--- EXTRACTED MATERIAL ---

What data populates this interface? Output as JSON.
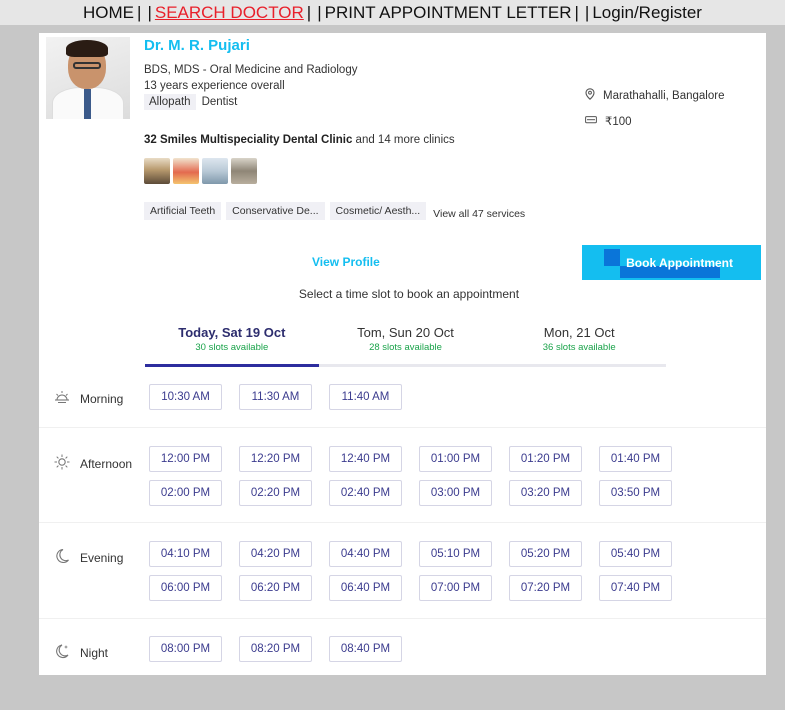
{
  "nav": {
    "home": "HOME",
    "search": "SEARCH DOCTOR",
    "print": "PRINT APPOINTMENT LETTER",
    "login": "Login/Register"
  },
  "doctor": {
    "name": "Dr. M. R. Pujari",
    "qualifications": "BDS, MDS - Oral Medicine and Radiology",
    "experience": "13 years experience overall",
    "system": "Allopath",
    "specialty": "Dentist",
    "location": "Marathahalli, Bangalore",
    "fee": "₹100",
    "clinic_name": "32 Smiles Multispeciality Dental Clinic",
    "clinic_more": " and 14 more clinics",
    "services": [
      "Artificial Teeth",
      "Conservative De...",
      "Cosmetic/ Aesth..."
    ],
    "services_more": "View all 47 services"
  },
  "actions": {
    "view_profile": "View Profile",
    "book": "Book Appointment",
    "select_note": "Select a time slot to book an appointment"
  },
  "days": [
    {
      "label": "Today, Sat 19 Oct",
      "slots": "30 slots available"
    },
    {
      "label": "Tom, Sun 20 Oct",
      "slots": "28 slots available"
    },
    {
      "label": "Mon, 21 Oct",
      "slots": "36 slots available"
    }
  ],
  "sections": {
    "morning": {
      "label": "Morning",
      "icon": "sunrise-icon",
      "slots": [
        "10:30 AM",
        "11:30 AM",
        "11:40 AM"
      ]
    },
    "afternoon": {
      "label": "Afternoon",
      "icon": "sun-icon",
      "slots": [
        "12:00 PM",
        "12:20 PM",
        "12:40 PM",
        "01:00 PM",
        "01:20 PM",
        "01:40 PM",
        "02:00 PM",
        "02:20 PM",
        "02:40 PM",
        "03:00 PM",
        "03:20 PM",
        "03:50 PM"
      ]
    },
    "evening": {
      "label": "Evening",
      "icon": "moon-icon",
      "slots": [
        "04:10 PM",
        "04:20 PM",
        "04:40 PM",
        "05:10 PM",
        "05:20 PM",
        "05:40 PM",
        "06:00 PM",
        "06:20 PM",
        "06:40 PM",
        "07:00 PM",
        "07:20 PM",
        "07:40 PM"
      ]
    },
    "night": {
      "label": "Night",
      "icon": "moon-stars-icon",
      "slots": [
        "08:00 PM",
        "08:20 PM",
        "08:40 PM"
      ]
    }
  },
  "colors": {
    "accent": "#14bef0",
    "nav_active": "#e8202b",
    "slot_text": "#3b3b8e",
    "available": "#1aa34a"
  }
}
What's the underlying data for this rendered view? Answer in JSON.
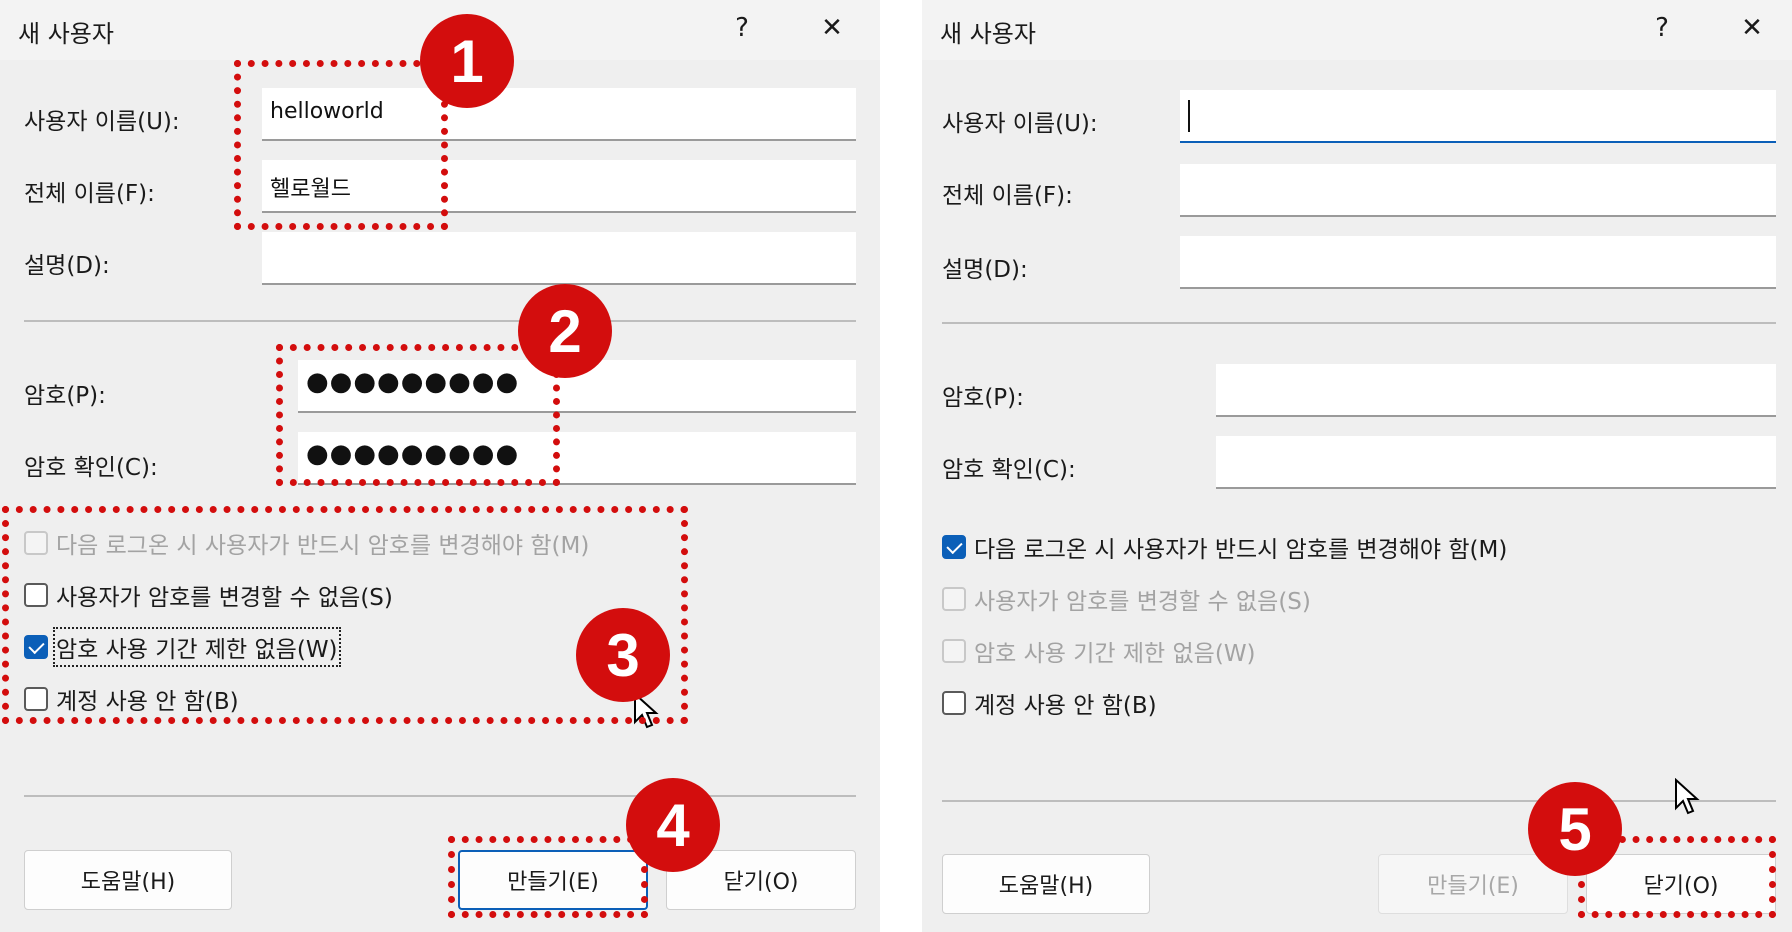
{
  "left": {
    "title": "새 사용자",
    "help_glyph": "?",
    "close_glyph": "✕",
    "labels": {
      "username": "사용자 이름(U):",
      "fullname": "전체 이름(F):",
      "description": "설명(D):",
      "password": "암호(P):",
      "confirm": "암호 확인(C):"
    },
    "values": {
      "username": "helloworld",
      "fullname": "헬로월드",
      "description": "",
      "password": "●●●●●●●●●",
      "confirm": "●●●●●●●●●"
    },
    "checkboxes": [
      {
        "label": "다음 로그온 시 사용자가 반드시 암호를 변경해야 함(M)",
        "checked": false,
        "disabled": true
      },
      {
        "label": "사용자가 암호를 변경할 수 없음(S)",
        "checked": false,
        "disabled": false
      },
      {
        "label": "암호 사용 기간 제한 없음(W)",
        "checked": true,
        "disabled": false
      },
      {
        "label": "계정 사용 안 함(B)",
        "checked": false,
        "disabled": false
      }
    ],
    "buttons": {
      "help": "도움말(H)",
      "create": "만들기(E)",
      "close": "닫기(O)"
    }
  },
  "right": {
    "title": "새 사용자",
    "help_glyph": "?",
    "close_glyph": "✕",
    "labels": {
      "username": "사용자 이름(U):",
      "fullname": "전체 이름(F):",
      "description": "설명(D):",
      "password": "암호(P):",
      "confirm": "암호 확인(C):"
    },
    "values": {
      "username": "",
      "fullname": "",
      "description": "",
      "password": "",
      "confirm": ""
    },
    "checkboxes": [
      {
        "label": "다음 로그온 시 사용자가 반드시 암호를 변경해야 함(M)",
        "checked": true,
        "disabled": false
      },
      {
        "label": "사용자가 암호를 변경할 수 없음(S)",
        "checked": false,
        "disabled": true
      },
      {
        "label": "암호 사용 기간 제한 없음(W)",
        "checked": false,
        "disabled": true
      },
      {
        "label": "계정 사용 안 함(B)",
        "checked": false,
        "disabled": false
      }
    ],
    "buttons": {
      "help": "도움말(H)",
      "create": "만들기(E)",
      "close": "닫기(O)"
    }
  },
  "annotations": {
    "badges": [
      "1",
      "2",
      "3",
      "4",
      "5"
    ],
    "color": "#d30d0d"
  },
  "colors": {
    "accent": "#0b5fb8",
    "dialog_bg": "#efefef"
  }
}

---

> TASK PROMPT
Every line above that contains the word "password" should be reported.

> TASK RESULT
      "password": "암호(P):",
      "password": "●●●●●●●●●",
      "password": "암호(P):",
      "password": "",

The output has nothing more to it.